## begin

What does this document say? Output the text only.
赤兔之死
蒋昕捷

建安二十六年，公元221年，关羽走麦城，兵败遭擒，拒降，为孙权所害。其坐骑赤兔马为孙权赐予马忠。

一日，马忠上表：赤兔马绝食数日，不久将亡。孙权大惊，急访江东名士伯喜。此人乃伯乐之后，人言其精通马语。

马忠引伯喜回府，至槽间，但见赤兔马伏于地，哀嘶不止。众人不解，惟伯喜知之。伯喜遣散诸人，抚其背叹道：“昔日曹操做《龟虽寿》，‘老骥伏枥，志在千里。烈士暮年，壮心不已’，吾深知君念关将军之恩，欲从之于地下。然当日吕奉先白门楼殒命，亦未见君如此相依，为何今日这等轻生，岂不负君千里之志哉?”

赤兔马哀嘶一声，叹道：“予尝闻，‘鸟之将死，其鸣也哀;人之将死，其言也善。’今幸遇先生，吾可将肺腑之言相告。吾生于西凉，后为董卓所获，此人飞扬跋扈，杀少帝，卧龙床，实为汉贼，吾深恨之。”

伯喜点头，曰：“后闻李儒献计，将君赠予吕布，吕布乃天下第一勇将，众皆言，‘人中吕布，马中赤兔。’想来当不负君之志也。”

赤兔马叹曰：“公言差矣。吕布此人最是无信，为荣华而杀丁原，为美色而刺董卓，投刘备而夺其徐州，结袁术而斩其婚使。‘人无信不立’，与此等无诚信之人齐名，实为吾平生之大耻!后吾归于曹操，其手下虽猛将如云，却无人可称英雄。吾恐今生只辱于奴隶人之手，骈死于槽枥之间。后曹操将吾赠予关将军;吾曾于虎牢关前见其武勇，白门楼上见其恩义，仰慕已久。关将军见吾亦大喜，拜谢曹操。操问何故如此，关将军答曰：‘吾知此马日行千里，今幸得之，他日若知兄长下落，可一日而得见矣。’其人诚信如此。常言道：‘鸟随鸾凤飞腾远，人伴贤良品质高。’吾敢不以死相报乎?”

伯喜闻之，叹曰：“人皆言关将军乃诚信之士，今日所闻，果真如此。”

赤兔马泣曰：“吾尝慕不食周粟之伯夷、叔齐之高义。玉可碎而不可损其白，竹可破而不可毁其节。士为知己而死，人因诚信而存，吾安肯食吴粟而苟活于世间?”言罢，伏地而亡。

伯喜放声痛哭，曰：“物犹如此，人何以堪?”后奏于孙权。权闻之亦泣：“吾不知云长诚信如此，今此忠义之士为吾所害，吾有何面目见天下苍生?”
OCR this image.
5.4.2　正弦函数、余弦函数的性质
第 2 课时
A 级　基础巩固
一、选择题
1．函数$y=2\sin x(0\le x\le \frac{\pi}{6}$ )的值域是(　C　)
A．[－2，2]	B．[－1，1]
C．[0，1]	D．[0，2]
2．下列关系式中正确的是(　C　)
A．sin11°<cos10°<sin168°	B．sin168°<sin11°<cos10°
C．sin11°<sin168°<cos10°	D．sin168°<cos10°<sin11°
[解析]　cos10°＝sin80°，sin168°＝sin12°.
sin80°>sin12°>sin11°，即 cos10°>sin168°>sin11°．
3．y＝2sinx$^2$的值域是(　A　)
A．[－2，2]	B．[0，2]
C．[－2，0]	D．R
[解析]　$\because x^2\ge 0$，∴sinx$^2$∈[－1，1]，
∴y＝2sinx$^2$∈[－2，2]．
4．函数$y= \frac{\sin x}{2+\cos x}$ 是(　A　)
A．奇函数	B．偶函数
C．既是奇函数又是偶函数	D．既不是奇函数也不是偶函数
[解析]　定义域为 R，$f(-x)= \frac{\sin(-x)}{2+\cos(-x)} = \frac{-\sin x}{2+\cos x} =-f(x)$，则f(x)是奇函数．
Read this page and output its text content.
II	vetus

## end

Directions ::
Reproduce all the data word for word.

Task result ::
What does this document say? Output the text only.
赤兔之死
蒋昕捷

建安二十六年，公元221年，关羽走麦城，兵败遭擒，拒降，为孙权所害。其坐骑赤兔马为孙权赐予马忠。

一日，马忠上表：赤兔马绝食数日，不久将亡。孙权大惊，急访江东名士伯喜。此人乃伯乐之后，人言其精通马语。

马忠引伯喜回府，至槽间，但见赤兔马伏于地，哀嘶不止。众人不解，惟伯喜知之。伯喜遣散诸人，抚其背叹道：“昔日曹操做《龟虽寿》，‘老骥伏枥，志在千里。烈士暮年，壮心不已’，吾深知君念关将军之恩，欲从之于地下。然当日吕奉先白门楼殒命，亦未见君如此相依，为何今日这等轻生，岂不负君千里之志哉?”

赤兔马哀嘶一声，叹道：“予尝闻，‘鸟之将死，其鸣也哀;人之将死，其言也善。’今幸遇先生，吾可将肺腑之言相告。吾生于西凉，后为董卓所获，此人飞扬跋扈，杀少帝，卧龙床，实为汉贼，吾深恨之。”

伯喜点头，曰：“后闻李儒献计，将君赠予吕布，吕布乃天下第一勇将，众皆言，‘人中吕布，马中赤兔。’想来当不负君之志也。”

赤兔马叹曰：“公言差矣。吕布此人最是无信，为荣华而杀丁原，为美色而刺董卓，投刘备而夺其徐州，结袁术而斩其婚使。‘人无信不立’，与此等无诚信之人齐名，实为吾平生之大耻!后吾归于曹操，其手下虽猛将如云，却无人可称英雄。吾恐今生只辱于奴隶人之手，骈死于槽枥之间。后曹操将吾赠予关将军;吾曾于虎牢关前见其武勇，白门楼上见其恩义，仰慕已久。关将军见吾亦大喜，拜谢曹操。操问何故如此，关将军答曰：‘吾知此马日行千里，今幸得之，他日若知兄长下落，可一日而得见矣。’其人诚信如此。常言道：‘鸟随鸾凤飞腾远，人伴贤良品质高。’吾敢不以死相报乎?”

伯喜闻之，叹曰：“人皆言关将军乃诚信之士，今日所闻，果真如此。”

赤兔马泣曰：“吾尝慕不食周粟之伯夷、叔齐之高义。玉可碎而不可损其白，竹可破而不可毁其节。士为知己而死，人因诚信而存，吾安肯食吴粟而苟活于世间?”言罢，伏地而亡。

伯喜放声痛哭，曰：“物犹如此，人何以堪?”后奏于孙权。权闻之亦泣：“吾不知云长诚信如此，今此忠义之士为吾所害，吾有何面目见天下苍生?”
OCR this image.
5.4.2　正弦函数、余弦函数的性质
第 2 课时
A 级　基础巩固
一、选择题
1．函数$y=2\sin x(0\le x\le \frac{\pi}{6}$ )的值域是(　C　)
A．[－2，2]	B．[－1，1]
C．[0，1]	D．[0，2]
2．下列关系式中正确的是(　C　)
A．sin11°<cos10°<sin168°	B．sin168°<sin11°<cos10°
C．sin11°<sin168°<cos10°	D．sin168°<cos10°<sin11°
[解析]　cos10°＝sin80°，sin168°＝sin12°.
sin80°>sin12°>sin11°，即 cos10°>sin168°>sin11°．
3．y＝2sinx$^2$的值域是(　A　)
A．[－2，2]	B．[0，2]
C．[－2，0]	D．R
[解析]　$\because x^2\ge 0$，∴sinx$^2$∈[－1，1]，
∴y＝2sinx$^2$∈[－2，2]．
4．函数$y= \frac{\sin x}{2+\cos x}$ 是(　A　)
A．奇函数	B．偶函数
C．既是奇函数又是偶函数	D．既不是奇函数也不是偶函数
[解析]　定义域为 R，$f(-x)= \frac{\sin(-x)}{2+\cos(-x)} = \frac{-\sin x}{2+\cos x} =-f(x)$，则f(x)是奇函数．
Read this page and output its text content.
II	vetus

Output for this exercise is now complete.